[Stored records]
## START

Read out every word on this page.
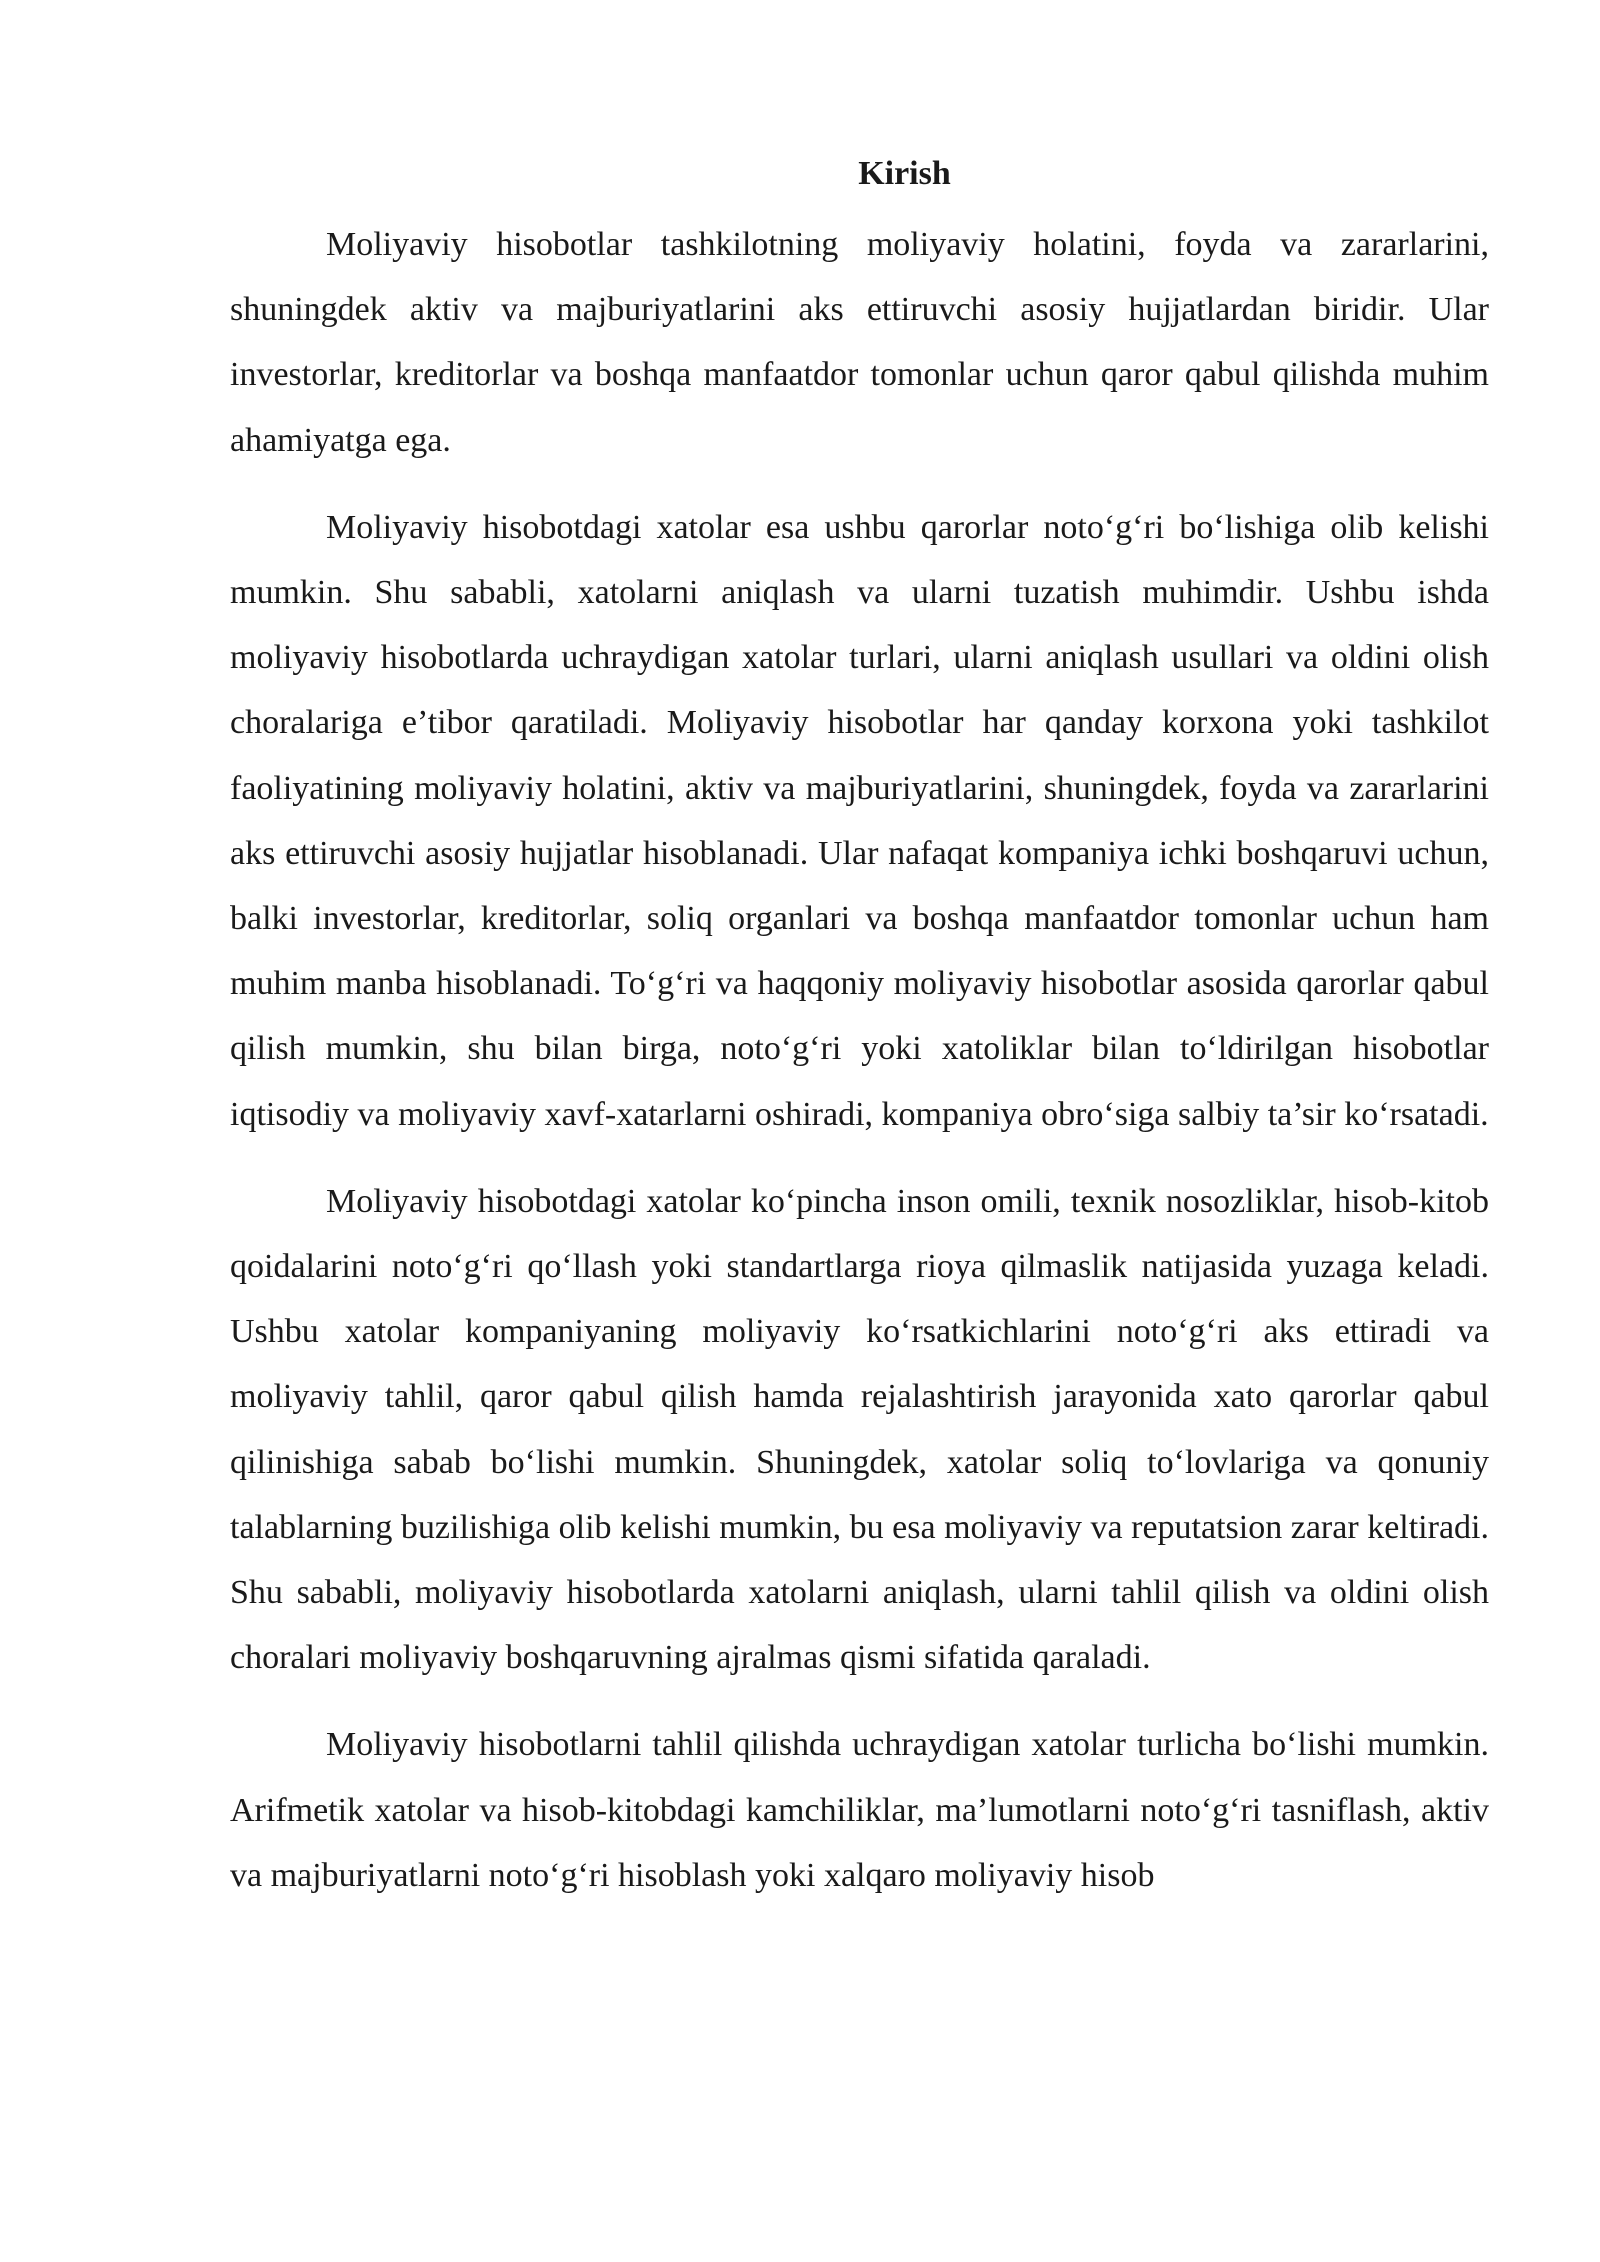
Kirish

Moliyaviy hisobotlar tashkilotning moliyaviy holatini, foyda va zararlarini, shuningdek aktiv va majburiyatlarini aks ettiruvchi asosiy hujjatlardan biridir. Ular investorlar, kreditorlar va boshqa manfaatdor tomonlar uchun qaror qabul qilishda muhim ahamiyatga ega.

Moliyaviy hisobotdagi xatolar esa ushbu qarorlar noto‘g‘ri bo‘lishiga olib kelishi mumkin. Shu sababli, xatolarni aniqlash va ularni tuzatish muhimdir. Ushbu ishda moliyaviy hisobotlarda uchraydigan xatolar turlari, ularni aniqlash usullari va oldini olish choralariga e’tibor qaratiladi. Moliyaviy hisobotlar har qanday korxona yoki tashkilot faoliyatining moliyaviy holatini, aktiv va majburiyatlarini, shuningdek, foyda va zararlarini aks ettiruvchi asosiy hujjatlar hisoblanadi. Ular nafaqat kompaniya ichki boshqaruvi uchun, balki investorlar, kreditorlar, soliq organlari va boshqa manfaatdor tomonlar uchun ham muhim manba hisoblanadi. To‘g‘ri va haqqoniy moliyaviy hisobotlar asosida qarorlar qabul qilish mumkin, shu bilan birga, noto‘g‘ri yoki xatoliklar bilan to‘ldirilgan hisobotlar iqtisodiy va moliyaviy xavf-xatarlarni oshiradi, kompaniya obro‘siga salbiy ta’sir ko‘rsatadi.

Moliyaviy hisobotdagi xatolar ko‘pincha inson omili, texnik nosozliklar, hisob-kitob qoidalarini noto‘g‘ri qo‘llash yoki standartlarga rioya qilmaslik natijasida yuzaga keladi. Ushbu xatolar kompaniyaning moliyaviy ko‘rsatkichlarini noto‘g‘ri aks ettiradi va moliyaviy tahlil, qaror qabul qilish hamda rejalashtirish jarayonida xato qarorlar qabul qilinishiga sabab bo‘lishi mumkin. Shuningdek, xatolar soliq to‘lovlariga va qonuniy talablarning buzilishiga olib kelishi mumkin, bu esa moliyaviy va reputatsion zarar keltiradi. Shu sababli, moliyaviy hisobotlarda xatolarni aniqlash, ularni tahlil qilish va oldini olish choralari moliyaviy boshqaruvning ajralmas qismi sifatida qaraladi.

Moliyaviy hisobotlarni tahlil qilishda uchraydigan xatolar turlicha bo‘lishi mumkin. Arifmetik xatolar va hisob-kitobdagi kamchiliklar, ma’lumotlarni noto‘g‘ri tasniflash, aktiv va majburiyatlarni noto‘g‘ri hisoblash yoki xalqaro moliyaviy hisob
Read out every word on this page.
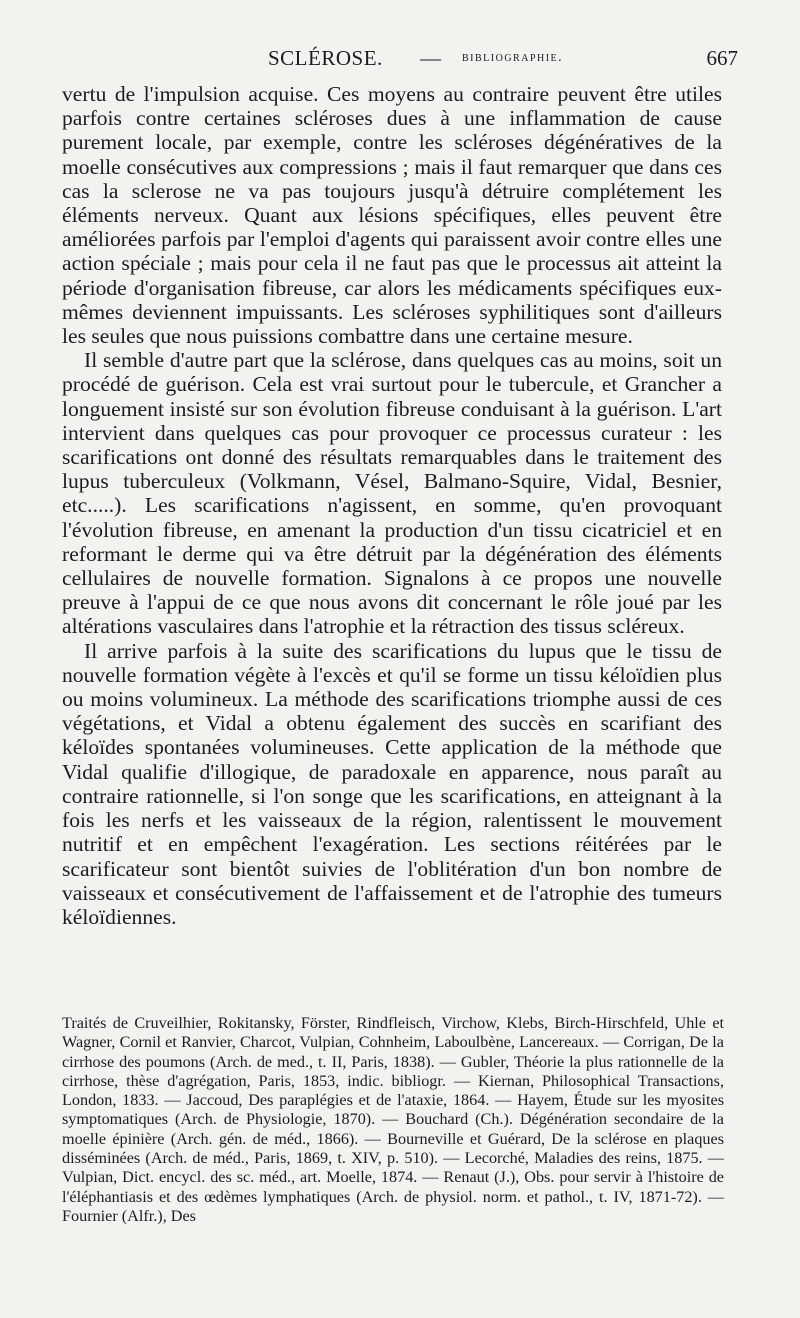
SCLÉROSE. — bibliographie.	667

vertu de l'impulsion acquise. Ces moyens au contraire peuvent être utiles parfois contre certaines scléroses dues à une inflammation de cause purement locale, par exemple, contre les scléroses dégénératives de la moelle consécutives aux compressions ; mais il faut remarquer que dans ces cas la sclerose ne va pas toujours jusqu'à détruire complétement les éléments nerveux. Quant aux lésions spécifiques, elles peuvent être améliorées parfois par l'emploi d'agents qui paraissent avoir contre elles une action spéciale ; mais pour cela il ne faut pas que le processus ait atteint la période d'organisation fibreuse, car alors les médicaments spécifiques eux-mêmes deviennent impuissants. Les scléroses syphilitiques sont d'ailleurs les seules que nous puissions combattre dans une certaine mesure.

Il semble d'autre part que la sclérose, dans quelques cas au moins, soit un procédé de guérison. Cela est vrai surtout pour le tubercule, et Grancher a longuement insisté sur son évolution fibreuse conduisant à la guérison. L'art intervient dans quelques cas pour provoquer ce processus curateur : les scarifications ont donné des résultats remarquables dans le traitement des lupus tuberculeux (Volkmann, Vésel, Balmano-Squire, Vidal, Besnier, etc.....). Les scarifications n'agissent, en somme, qu'en provoquant l'évolution fibreuse, en amenant la production d'un tissu cicatriciel et en reformant le derme qui va être détruit par la dégénération des éléments cellulaires de nouvelle formation. Signalons à ce propos une nouvelle preuve à l'appui de ce que nous avons dit concernant le rôle joué par les altérations vasculaires dans l'atrophie et la rétraction des tissus scléreux.

Il arrive parfois à la suite des scarifications du lupus que le tissu de nouvelle formation végète à l'excès et qu'il se forme un tissu kéloïdien plus ou moins volumineux. La méthode des scarifications triomphe aussi de ces végétations, et Vidal a obtenu également des succès en scarifiant des kéloïdes spontanées volumineuses. Cette application de la méthode que Vidal qualifie d'illogique, de paradoxale en apparence, nous paraît au contraire rationnelle, si l'on songe que les scarifications, en atteignant à la fois les nerfs et les vaisseaux de la région, ralentissent le mouvement nutritif et en empêchent l'exagération. Les sections réitérées par le scarificateur sont bientôt suivies de l'oblitération d'un bon nombre de vaisseaux et consécutivement de l'affaissement et de l'atrophie des tumeurs kéloïdiennes.

Traités de Cruveilhier, Rokitansky, Förster, Rindfleisch, Virchow, Klebs, Birch-Hirschfeld, Uhle et Wagner, Cornil et Ranvier, Charcot, Vulpian, Cohnheim, Laboulbène, Lancereaux. — Corrigan, De la cirrhose des poumons (Arch. de med., t. II, Paris, 1838). — Gubler, Théorie la plus rationnelle de la cirrhose, thèse d'agrégation, Paris, 1853, indic. bibliogr. — Kiernan, Philosophical Transactions, London, 1833. — Jaccoud, Des paraplégies et de l'ataxie, 1864. — Hayem, Étude sur les myosites symptomatiques (Arch. de Physiologie, 1870). — Bouchard (Ch.). Dégénération secondaire de la moelle épinière (Arch. gén. de méd., 1866). — Bourneville et Guérard, De la sclérose en plaques disséminées (Arch. de méd., Paris, 1869, t. XIV, p. 510). — Lecorché, Maladies des reins, 1875. — Vulpian, Dict. encycl. des sc. méd., art. Moelle, 1874. — Renaut (J.), Obs. pour servir à l'histoire de l'éléphantiasis et des œdèmes lymphatiques (Arch. de physiol. norm. et pathol., t. IV, 1871-72). — Fournier (Alfr.), Des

## END

EXERCISE DETAILS: Copy out each line of the material that holds the word "asosiy".

ANSWER IN FULL:
Moliyaviy hisobotlar tashkilotning moliyaviy holatini, foyda va zararlarini, shuningdek aktiv va majburiyatlarini aks ettiruvchi asosiy hujjatlardan biridir. Ular investorlar, kreditorlar va boshqa manfaatdor tomonlar uchun qaror qabul qilishda muhim ahamiyatga ega.
Moliyaviy hisobotdagi xatolar esa ushbu qarorlar noto‘g‘ri bo‘lishiga olib kelishi mumkin. Shu sababli, xatolarni aniqlash va ularni tuzatish muhimdir. Ushbu ishda moliyaviy hisobotlarda uchraydigan xatolar turlari, ularni aniqlash usullari va oldini olish choralariga e’tibor qaratiladi. Moliyaviy hisobotlar har qanday korxona yoki tashkilot faoliyatining moliyaviy holatini, aktiv va majburiyatlarini, shuningdek, foyda va zararlarini aks ettiruvchi asosiy hujjatlar hisoblanadi. Ular nafaqat kompaniya ichki boshqaruvi uchun, balki investorlar, kreditorlar, soliq organlari va boshqa manfaatdor tomonlar uchun ham muhim manba hisoblanadi. To‘g‘ri va haqqoniy moliyaviy hisobotlar asosida qarorlar qabul qilish mumkin, shu bilan birga, noto‘g‘ri yoki xatoliklar bilan to‘ldirilgan hisobotlar iqtisodiy va moliyaviy xavf-xatarlarni oshiradi, kompaniya obro‘siga salbiy ta’sir ko‘rsatadi.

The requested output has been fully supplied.